── Passage shown
# Creating a Webpage!



## starprince (Apr 2, 2006)

I am in the process of creating a webpage and it is very overwhelming.
I would like a cheat sheet, can you guys give me a list of what should go on your webpage before it can even be considered one? Did you create yours or did you have someone do it?


----------



## TeeShirtSamurai (Feb 8, 2006)

You're right, it can be very overwhelming.

You need to decide first off whether or not you are up to the task. Do you want to create it yourself or do you want to hire someone?

If you decide to create it yourself then prepare to spend months getting it the way you want, maybe more. There is a lot that goes into creating a quality web page.

I suggest you visit sites you like and people you will consider your competition and take notes.


----------



## Rodney (Nov 3, 2004)

Hi Ana, here's a good thread to start you off:
http://www.t-shirtforums.com/showthread.php?t=3929


----------



## hostingdiva (Mar 31, 2006)

Ana:

Do you have a url available to see what you've done so far?


----------



## RAHchills (Aug 28, 2005)

Ana,

The best thing I've done, while putting my site together, is to look at other t-shirt sites that I like and take a little from each one to come up with my own.


----------



## dot7 (Jul 13, 2006)

Hi Ana

I’m long time designer I can give you some pointers, to take you in the right direction.
But the reality is everyone is different, and most people just make it more difficult than it actually is. In my 12+ years of designing websites I’ve learned a lot of things, from design trends; technology etc. But one thing remains the same KEEP IT SIMPLE.
────
── Records shown
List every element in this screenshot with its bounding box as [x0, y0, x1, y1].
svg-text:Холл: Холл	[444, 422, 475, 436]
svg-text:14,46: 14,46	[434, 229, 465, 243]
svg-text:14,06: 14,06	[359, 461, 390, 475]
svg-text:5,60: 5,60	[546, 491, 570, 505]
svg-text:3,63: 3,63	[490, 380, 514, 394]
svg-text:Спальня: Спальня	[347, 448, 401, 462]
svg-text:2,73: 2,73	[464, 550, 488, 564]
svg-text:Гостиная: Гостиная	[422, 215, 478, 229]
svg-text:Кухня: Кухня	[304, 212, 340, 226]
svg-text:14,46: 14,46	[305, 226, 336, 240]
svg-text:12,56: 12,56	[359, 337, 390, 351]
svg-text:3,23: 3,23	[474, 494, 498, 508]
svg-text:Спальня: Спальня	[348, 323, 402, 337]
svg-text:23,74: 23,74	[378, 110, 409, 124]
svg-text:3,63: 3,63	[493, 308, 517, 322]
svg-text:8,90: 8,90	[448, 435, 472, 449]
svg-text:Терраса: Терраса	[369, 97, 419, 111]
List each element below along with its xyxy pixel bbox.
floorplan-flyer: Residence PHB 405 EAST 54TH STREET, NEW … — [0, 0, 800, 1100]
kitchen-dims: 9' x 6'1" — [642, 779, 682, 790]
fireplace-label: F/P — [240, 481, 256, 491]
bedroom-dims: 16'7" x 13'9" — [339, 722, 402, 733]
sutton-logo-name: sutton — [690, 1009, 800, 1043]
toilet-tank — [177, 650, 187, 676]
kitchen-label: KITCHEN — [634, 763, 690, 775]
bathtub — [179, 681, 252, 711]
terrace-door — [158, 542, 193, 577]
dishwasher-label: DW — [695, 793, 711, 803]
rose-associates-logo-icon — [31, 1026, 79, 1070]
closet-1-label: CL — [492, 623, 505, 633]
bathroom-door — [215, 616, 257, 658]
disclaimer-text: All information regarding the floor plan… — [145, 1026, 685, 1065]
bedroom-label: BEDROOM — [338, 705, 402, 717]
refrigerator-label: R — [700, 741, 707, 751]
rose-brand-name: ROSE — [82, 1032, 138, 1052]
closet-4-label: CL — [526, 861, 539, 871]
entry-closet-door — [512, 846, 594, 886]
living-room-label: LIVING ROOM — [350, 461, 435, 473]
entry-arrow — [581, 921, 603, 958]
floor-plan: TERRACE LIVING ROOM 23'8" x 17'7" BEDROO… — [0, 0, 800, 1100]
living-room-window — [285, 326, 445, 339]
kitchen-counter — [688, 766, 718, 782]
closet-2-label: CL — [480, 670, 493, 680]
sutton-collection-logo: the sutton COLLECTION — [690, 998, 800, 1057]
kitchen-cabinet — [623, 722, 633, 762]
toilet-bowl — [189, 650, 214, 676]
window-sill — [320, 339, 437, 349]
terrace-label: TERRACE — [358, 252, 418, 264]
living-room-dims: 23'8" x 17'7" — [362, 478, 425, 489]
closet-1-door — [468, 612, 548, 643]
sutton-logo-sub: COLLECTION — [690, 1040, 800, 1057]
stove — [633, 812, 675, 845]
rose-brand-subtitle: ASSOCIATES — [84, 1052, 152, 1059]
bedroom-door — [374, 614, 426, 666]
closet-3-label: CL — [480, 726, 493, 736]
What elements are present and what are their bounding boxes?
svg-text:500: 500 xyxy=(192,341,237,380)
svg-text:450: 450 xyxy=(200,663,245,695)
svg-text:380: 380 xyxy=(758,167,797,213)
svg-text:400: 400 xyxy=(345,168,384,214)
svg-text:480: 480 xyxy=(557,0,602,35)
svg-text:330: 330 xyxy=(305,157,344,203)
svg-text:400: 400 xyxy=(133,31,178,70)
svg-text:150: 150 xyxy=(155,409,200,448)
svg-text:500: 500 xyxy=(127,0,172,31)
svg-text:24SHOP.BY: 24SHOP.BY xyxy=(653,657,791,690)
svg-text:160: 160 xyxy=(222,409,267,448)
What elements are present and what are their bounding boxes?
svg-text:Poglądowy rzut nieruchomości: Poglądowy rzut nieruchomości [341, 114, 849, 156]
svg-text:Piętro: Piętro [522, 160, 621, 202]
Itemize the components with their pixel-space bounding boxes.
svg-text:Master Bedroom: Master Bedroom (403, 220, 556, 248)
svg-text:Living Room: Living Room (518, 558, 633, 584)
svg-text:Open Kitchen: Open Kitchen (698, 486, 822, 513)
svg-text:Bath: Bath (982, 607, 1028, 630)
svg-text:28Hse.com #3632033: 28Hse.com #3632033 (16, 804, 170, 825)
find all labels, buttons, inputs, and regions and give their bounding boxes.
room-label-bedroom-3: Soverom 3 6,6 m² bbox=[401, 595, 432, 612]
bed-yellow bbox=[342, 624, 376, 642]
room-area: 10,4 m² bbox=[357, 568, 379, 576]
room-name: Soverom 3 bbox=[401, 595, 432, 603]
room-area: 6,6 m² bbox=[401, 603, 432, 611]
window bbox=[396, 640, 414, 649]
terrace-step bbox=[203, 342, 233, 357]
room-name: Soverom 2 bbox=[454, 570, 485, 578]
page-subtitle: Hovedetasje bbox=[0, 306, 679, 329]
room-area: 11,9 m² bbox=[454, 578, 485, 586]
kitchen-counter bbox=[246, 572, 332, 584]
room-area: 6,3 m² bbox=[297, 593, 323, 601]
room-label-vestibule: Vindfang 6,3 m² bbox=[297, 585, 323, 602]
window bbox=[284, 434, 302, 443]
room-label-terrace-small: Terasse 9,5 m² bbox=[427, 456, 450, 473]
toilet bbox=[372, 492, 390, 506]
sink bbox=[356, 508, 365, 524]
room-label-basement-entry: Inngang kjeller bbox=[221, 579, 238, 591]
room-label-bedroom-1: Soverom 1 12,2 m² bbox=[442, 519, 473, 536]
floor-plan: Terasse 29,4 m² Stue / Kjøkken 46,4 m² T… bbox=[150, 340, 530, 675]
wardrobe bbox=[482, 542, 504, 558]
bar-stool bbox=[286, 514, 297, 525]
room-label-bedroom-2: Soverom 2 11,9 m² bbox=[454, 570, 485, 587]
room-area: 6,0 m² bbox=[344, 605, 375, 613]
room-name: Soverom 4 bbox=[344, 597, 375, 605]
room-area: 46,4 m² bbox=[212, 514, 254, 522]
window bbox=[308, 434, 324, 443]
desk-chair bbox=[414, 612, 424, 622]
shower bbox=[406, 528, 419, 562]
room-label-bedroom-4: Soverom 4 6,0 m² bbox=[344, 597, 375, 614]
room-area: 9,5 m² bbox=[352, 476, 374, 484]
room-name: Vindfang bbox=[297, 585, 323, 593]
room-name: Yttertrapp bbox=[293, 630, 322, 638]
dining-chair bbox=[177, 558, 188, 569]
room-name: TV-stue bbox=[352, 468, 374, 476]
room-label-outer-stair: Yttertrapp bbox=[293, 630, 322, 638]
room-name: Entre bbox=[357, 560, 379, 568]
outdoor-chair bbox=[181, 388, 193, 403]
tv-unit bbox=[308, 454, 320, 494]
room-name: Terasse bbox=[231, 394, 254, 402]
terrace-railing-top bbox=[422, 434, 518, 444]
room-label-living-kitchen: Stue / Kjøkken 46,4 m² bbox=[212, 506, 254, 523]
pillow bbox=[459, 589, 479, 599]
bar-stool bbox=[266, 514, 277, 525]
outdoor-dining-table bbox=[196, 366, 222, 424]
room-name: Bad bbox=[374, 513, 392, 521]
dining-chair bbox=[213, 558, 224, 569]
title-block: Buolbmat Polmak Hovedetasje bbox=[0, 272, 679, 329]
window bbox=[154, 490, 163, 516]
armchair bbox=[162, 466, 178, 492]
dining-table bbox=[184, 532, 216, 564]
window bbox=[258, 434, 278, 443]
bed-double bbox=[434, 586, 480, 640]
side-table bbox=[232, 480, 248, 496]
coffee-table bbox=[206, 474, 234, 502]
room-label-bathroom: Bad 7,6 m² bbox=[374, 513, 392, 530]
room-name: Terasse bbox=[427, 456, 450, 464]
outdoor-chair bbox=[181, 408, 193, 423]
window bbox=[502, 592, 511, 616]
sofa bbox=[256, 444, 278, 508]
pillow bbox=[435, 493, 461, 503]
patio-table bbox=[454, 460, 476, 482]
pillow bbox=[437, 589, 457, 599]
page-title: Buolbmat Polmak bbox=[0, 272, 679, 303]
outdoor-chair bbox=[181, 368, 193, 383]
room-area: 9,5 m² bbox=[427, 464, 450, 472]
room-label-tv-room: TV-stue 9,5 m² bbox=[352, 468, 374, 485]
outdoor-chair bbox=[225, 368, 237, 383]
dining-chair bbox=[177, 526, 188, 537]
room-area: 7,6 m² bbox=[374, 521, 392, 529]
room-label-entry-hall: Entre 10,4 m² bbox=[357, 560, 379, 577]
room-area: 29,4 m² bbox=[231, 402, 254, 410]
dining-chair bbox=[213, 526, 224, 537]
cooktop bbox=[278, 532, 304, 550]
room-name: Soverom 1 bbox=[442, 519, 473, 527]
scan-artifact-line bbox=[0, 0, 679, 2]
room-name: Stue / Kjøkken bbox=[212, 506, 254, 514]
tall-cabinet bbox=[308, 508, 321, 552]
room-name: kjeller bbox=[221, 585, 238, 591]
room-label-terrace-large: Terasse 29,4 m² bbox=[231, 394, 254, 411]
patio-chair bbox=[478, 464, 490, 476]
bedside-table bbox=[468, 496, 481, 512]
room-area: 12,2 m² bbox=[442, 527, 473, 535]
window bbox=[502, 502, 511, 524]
────
■ **Task instructions**
A. Using the forum thread on creating a webpage, answer:
(i) If you build the site yourself, how long does TeeShirtSamurai say to prepare to spend getting it the way you want?
(ii) What does hostingdiva ask Ana for?
(iii) How many years of designing websites does dot7 mention?
B. Pick up the forum thread on creating a webpage and continue it from its last sentence.

■ **Written answers**
A.
(i) Months, maybe more.
(ii) A url to see what she has done so far.
(iii) 12+ years.

B.
As the saying goes “less is more” that’s the basic rule, nowadays the technology and wealth of information is overwhelming, that’s why many people tend to loose track and make the task seem impossible. I know for a fact that anyone with basic computer knowledge can design a website, that’s an easy task, keeping it on track and actually finishing it seems to be the hard part.

It seems that most of my clients can design their own sites as well as I could, but I find that most of them are very just can’t make a decision on what it is they really want.
Once they start research (simply looking at competition) they find themselves overwhelmed with all the possibilities out there, then their creative juices start flowing and before you know it they’re lost in a continuous circle of indecisiveness.

Well the point I’m trying to make is:

1) Look at what others are doing.
2) Decide on the technology
3) Put it on paper
4) Stick to your original plan!

I guess I stretched this post long enough I could go on forever, but then it will turn into a book, there is no need for that, if you have any specific question don’t be afraid to ask.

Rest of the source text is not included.